- Do this -
The records are to be restated in their entirety, word for word.

Collection entries
◇ ◇ ◇ ◇ ◇ ◇ ◇
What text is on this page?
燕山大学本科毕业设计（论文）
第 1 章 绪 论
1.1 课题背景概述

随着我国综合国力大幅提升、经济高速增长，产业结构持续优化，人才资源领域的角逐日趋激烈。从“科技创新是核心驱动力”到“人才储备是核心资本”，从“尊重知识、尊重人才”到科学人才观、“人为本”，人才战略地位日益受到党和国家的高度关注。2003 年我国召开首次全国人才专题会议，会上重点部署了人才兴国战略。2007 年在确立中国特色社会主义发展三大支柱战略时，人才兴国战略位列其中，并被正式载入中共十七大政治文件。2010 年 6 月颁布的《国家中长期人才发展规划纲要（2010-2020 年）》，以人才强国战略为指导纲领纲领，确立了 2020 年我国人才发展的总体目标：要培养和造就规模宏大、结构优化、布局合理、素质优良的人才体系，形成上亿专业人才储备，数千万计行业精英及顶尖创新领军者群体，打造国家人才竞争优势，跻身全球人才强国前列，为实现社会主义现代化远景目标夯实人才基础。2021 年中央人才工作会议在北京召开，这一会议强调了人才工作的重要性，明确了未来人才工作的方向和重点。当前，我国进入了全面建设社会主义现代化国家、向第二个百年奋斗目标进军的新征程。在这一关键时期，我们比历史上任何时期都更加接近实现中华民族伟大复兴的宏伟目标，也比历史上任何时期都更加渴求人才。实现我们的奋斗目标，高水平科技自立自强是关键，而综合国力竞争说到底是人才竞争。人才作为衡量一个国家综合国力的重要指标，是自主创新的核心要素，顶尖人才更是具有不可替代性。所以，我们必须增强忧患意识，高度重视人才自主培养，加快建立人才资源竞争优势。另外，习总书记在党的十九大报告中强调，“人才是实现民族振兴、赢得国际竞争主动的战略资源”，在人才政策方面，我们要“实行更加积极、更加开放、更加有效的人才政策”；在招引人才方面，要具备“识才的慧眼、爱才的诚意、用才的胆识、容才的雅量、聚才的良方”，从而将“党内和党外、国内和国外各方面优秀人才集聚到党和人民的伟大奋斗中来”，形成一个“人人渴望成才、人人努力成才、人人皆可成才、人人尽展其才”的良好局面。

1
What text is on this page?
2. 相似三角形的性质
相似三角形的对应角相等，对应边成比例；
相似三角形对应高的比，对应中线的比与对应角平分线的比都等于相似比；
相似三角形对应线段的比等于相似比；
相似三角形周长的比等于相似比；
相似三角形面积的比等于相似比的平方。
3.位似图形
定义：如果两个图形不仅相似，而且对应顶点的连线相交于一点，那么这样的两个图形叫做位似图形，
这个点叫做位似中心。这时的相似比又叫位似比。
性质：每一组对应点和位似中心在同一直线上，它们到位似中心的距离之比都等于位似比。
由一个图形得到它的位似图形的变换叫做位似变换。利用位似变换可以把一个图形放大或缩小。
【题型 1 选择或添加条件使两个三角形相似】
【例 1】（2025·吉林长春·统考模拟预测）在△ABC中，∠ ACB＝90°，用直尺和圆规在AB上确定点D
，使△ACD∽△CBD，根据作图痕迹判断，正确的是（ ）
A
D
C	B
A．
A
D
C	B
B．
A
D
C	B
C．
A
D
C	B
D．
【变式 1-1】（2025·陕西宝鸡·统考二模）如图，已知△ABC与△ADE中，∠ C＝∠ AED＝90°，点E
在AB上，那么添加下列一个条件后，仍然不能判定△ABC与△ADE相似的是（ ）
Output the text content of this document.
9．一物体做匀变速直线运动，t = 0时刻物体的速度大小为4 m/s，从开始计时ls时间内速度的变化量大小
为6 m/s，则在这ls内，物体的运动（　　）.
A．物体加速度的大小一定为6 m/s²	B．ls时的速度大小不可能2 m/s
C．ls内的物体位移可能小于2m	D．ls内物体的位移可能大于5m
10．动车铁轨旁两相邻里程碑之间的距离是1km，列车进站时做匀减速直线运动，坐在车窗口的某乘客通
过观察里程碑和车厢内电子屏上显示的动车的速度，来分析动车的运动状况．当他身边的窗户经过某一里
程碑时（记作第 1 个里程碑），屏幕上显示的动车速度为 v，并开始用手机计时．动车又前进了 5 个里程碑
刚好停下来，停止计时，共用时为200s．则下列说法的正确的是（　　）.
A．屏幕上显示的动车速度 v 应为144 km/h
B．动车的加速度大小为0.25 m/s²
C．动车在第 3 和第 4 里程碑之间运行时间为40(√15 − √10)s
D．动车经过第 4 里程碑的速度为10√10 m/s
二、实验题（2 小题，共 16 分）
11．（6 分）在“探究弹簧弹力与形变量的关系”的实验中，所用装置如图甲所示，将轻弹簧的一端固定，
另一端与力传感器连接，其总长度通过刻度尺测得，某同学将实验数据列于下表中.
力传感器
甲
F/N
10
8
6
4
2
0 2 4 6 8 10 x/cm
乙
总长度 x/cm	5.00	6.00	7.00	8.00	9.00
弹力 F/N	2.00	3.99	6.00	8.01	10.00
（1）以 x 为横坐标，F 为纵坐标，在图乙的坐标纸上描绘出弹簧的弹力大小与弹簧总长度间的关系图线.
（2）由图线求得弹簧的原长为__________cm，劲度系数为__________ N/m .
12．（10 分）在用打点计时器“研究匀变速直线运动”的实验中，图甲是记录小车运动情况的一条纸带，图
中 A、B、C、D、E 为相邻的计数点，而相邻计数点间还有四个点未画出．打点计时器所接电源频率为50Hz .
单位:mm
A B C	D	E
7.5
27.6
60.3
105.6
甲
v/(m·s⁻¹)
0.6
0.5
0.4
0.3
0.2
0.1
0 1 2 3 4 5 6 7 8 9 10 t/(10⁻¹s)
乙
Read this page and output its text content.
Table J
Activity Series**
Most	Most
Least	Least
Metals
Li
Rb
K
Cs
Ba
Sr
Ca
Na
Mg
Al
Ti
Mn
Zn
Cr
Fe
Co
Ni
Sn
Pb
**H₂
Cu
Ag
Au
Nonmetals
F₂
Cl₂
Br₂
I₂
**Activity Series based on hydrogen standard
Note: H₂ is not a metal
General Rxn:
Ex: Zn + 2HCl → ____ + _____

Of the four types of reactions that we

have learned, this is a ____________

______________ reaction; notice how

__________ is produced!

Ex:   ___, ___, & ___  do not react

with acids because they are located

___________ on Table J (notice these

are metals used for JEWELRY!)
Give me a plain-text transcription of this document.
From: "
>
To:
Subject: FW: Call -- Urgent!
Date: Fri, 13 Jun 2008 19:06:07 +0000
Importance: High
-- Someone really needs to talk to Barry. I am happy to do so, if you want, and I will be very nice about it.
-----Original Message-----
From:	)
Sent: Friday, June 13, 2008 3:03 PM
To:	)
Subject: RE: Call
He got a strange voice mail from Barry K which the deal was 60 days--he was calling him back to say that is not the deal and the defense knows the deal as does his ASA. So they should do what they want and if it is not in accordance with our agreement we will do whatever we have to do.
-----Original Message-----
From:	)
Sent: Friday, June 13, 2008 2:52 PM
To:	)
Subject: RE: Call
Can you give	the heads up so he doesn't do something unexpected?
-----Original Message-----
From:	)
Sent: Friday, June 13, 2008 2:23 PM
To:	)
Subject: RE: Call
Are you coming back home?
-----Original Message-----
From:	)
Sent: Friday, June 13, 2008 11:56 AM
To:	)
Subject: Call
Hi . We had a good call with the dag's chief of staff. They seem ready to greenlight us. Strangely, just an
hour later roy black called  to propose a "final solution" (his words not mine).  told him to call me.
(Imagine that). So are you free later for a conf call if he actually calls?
◇ ◇ ◇ ◇ ◇ ◇ ◇
- Written solution -
What text is on this page?
燕山大学本科毕业设计（论文）
第 1 章 绪 论
1.1 课题背景概述

随着我国综合国力大幅提升、经济高速增长，产业结构持续优化，人才资源领域的角逐日趋激烈。从“科技创新是核心驱动力”到“人才储备是核心资本”，从“尊重知识、尊重人才”到科学人才观、“人为本”，人才战略地位日益受到党和国家的高度关注。2003 年我国召开首次全国人才专题会议，会上重点部署了人才兴国战略。2007 年在确立中国特色社会主义发展三大支柱战略时，人才兴国战略位列其中，并被正式载入中共十七大政治文件。2010 年 6 月颁布的《国家中长期人才发展规划纲要（2010-2020 年）》，以人才强国战略为指导纲领纲领，确立了 2020 年我国人才发展的总体目标：要培养和造就规模宏大、结构优化、布局合理、素质优良的人才体系，形成上亿专业人才储备，数千万计行业精英及顶尖创新领军者群体，打造国家人才竞争优势，跻身全球人才强国前列，为实现社会主义现代化远景目标夯实人才基础。2021 年中央人才工作会议在北京召开，这一会议强调了人才工作的重要性，明确了未来人才工作的方向和重点。当前，我国进入了全面建设社会主义现代化国家、向第二个百年奋斗目标进军的新征程。在这一关键时期，我们比历史上任何时期都更加接近实现中华民族伟大复兴的宏伟目标，也比历史上任何时期都更加渴求人才。实现我们的奋斗目标，高水平科技自立自强是关键，而综合国力竞争说到底是人才竞争。人才作为衡量一个国家综合国力的重要指标，是自主创新的核心要素，顶尖人才更是具有不可替代性。所以，我们必须增强忧患意识，高度重视人才自主培养，加快建立人才资源竞争优势。另外，习总书记在党的十九大报告中强调，“人才是实现民族振兴、赢得国际竞争主动的战略资源”，在人才政策方面，我们要“实行更加积极、更加开放、更加有效的人才政策”；在招引人才方面，要具备“识才的慧眼、爱才的诚意、用才的胆识、容才的雅量、聚才的良方”，从而将“党内和党外、国内和国外各方面优秀人才集聚到党和人民的伟大奋斗中来”，形成一个“人人渴望成才、人人努力成才、人人皆可成才、人人尽展其才”的良好局面。

1
What text is on this page?
2. 相似三角形的性质
相似三角形的对应角相等，对应边成比例；
相似三角形对应高的比，对应中线的比与对应角平分线的比都等于相似比；
相似三角形对应线段的比等于相似比；
相似三角形周长的比等于相似比；
相似三角形面积的比等于相似比的平方。
3.位似图形
定义：如果两个图形不仅相似，而且对应顶点的连线相交于一点，那么这样的两个图形叫做位似图形，
这个点叫做位似中心。这时的相似比又叫位似比。
性质：每一组对应点和位似中心在同一直线上，它们到位似中心的距离之比都等于位似比。
由一个图形得到它的位似图形的变换叫做位似变换。利用位似变换可以把一个图形放大或缩小。
【题型 1 选择或添加条件使两个三角形相似】
【例 1】（2025·吉林长春·统考模拟预测）在△ABC中，∠ ACB＝90°，用直尺和圆规在AB上确定点D
，使△ACD∽△CBD，根据作图痕迹判断，正确的是（ ）
A
D
C	B
A．
A
D
C	B
B．
A
D
C	B
C．
A
D
C	B
D．
【变式 1-1】（2025·陕西宝鸡·统考二模）如图，已知△ABC与△ADE中，∠ C＝∠ AED＝90°，点E
在AB上，那么添加下列一个条件后，仍然不能判定△ABC与△ADE相似的是（ ）
Output the text content of this document.
9．一物体做匀变速直线运动，t = 0时刻物体的速度大小为4 m/s，从开始计时ls时间内速度的变化量大小
为6 m/s，则在这ls内，物体的运动（　　）.
A．物体加速度的大小一定为6 m/s²	B．ls时的速度大小不可能2 m/s
C．ls内的物体位移可能小于2m	D．ls内物体的位移可能大于5m
10．动车铁轨旁两相邻里程碑之间的距离是1km，列车进站时做匀减速直线运动，坐在车窗口的某乘客通
过观察里程碑和车厢内电子屏上显示的动车的速度，来分析动车的运动状况．当他身边的窗户经过某一里
程碑时（记作第 1 个里程碑），屏幕上显示的动车速度为 v，并开始用手机计时．动车又前进了 5 个里程碑
刚好停下来，停止计时，共用时为200s．则下列说法的正确的是（　　）.
A．屏幕上显示的动车速度 v 应为144 km/h
B．动车的加速度大小为0.25 m/s²
C．动车在第 3 和第 4 里程碑之间运行时间为40(√15 − √10)s
D．动车经过第 4 里程碑的速度为10√10 m/s
二、实验题（2 小题，共 16 分）
11．（6 分）在“探究弹簧弹力与形变量的关系”的实验中，所用装置如图甲所示，将轻弹簧的一端固定，
另一端与力传感器连接，其总长度通过刻度尺测得，某同学将实验数据列于下表中.
力传感器
甲
F/N
10
8
6
4
2
0 2 4 6 8 10 x/cm
乙
总长度 x/cm	5.00	6.00	7.00	8.00	9.00
弹力 F/N	2.00	3.99	6.00	8.01	10.00
（1）以 x 为横坐标，F 为纵坐标，在图乙的坐标纸上描绘出弹簧的弹力大小与弹簧总长度间的关系图线.
（2）由图线求得弹簧的原长为__________cm，劲度系数为__________ N/m .
12．（10 分）在用打点计时器“研究匀变速直线运动”的实验中，图甲是记录小车运动情况的一条纸带，图
中 A、B、C、D、E 为相邻的计数点，而相邻计数点间还有四个点未画出．打点计时器所接电源频率为50Hz .
单位:mm
A B C	D	E
7.5
27.6
60.3
105.6
甲
v/(m·s⁻¹)
0.6
0.5
0.4
0.3
0.2
0.1
0 1 2 3 4 5 6 7 8 9 10 t/(10⁻¹s)
乙
Read this page and output its text content.
Table J
Activity Series**
Most	Most
Least	Least
Metals
Li
Rb
K
Cs
Ba
Sr
Ca
Na
Mg
Al
Ti
Mn
Zn
Cr
Fe
Co
Ni
Sn
Pb
**H₂
Cu
Ag
Au
Nonmetals
F₂
Cl₂
Br₂
I₂
**Activity Series based on hydrogen standard
Note: H₂ is not a metal
General Rxn:
Ex: Zn + 2HCl → ____ + _____

Of the four types of reactions that we

have learned, this is a ____________

______________ reaction; notice how

__________ is produced!

Ex:   ___, ___, & ___  do not react

with acids because they are located

___________ on Table J (notice these

are metals used for JEWELRY!)
Give me a plain-text transcription of this document.
From: "
>
To:
Subject: FW: Call -- Urgent!
Date: Fri, 13 Jun 2008 19:06:07 +0000
Importance: High
-- Someone really needs to talk to Barry. I am happy to do so, if you want, and I will be very nice about it.
-----Original Message-----
From:	)
Sent: Friday, June 13, 2008 3:03 PM
To:	)
Subject: RE: Call
He got a strange voice mail from Barry K which the deal was 60 days--he was calling him back to say that is not the deal and the defense knows the deal as does his ASA. So they should do what they want and if it is not in accordance with our agreement we will do whatever we have to do.
-----Original Message-----
From:	)
Sent: Friday, June 13, 2008 2:52 PM
To:	)
Subject: RE: Call
Can you give	the heads up so he doesn't do something unexpected?
-----Original Message-----
From:	)
Sent: Friday, June 13, 2008 2:23 PM
To:	)
Subject: RE: Call
Are you coming back home?
-----Original Message-----
From:	)
Sent: Friday, June 13, 2008 11:56 AM
To:	)
Subject: Call
Hi . We had a good call with the dag's chief of staff. They seem ready to greenlight us. Strangely, just an
hour later roy black called  to propose a "final solution" (his words not mine).  told him to call me.
(Imagine that). So are you free later for a conf call if he actually calls?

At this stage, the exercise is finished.